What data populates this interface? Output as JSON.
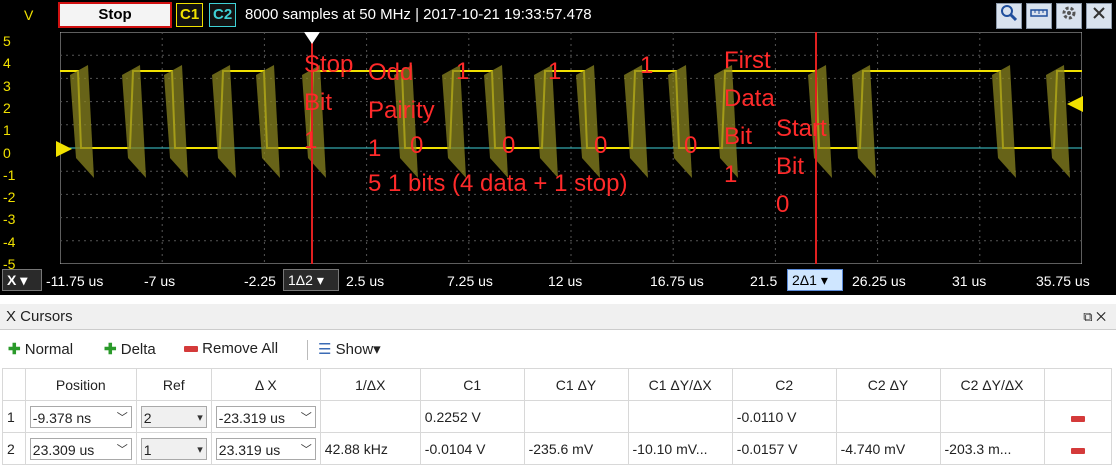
{
  "toolbar": {
    "y_unit": "V",
    "stop_label": "Stop",
    "ch1_label": "C1",
    "ch2_label": "C2",
    "title": "8000 samples at 50 MHz | 2017-10-21 19:33:57.478",
    "tools": [
      "zoom-icon",
      "ruler-icon",
      "settings-icon",
      "close-icon"
    ]
  },
  "colors": {
    "ch1": "#f1e100",
    "ch2": "#3fd1d6",
    "cursor": "#e02020",
    "annotation": "#ff2a2a"
  },
  "y_ticks": [
    "5",
    "4",
    "3",
    "2",
    "1",
    "0",
    "-1",
    "-2",
    "-3",
    "-4",
    "-5"
  ],
  "x_axis": {
    "label": "X",
    "ticks": [
      "-11.75 us",
      "-7 us",
      "-2.25",
      "2.5 us",
      "7.25 us",
      "12 us",
      "16.75 us",
      "21.5",
      "26.25 us",
      "31 us",
      "35.75 us"
    ],
    "cursor1_tag": "1Δ2",
    "cursor2_tag": "2Δ1"
  },
  "annotations": {
    "stop_bit": "Stop\nBit\n1",
    "odd_parity": "Odd\nPairity\n1",
    "bits": [
      "0",
      "1",
      "0",
      "1",
      "0",
      "1",
      "0"
    ],
    "summary": "5 1 bits (4 data + 1 stop)",
    "first_data_bit": "First\nData\nBit\n1",
    "start_bit": "Start\nBit\n0"
  },
  "panel": {
    "title": "X Cursors",
    "normal_label": "Normal",
    "delta_label": "Delta",
    "remove_all_label": "Remove All",
    "show_label": "Show"
  },
  "table": {
    "headers": [
      "",
      "Position",
      "Ref",
      "Δ X",
      "1/ΔX",
      "C1",
      "C1 ΔY",
      "C1 ΔY/ΔX",
      "C2",
      "C2 ΔY",
      "C2 ΔY/ΔX",
      ""
    ],
    "rows": [
      {
        "idx": "1",
        "position": "-9.378 ns",
        "ref": "2",
        "dx": "-23.319 us",
        "inv_dx": "",
        "c1": "0.2252 V",
        "c1_dy": "",
        "c1_dydx": "",
        "c2": "-0.0110 V",
        "c2_dy": "",
        "c2_dydx": ""
      },
      {
        "idx": "2",
        "position": "23.309 us",
        "ref": "1",
        "dx": "23.319 us",
        "inv_dx": "42.88 kHz",
        "c1": "-0.0104 V",
        "c1_dy": "-235.6 mV",
        "c1_dydx": "-10.10 mV...",
        "c2": "-0.0157 V",
        "c2_dy": "-4.740 mV",
        "c2_dydx": "-203.3 m..."
      }
    ]
  }
}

----------------------------------------

What the task asks:
Work out the number of lines above that include the string "nBit" and write only that number.

Answer below:
3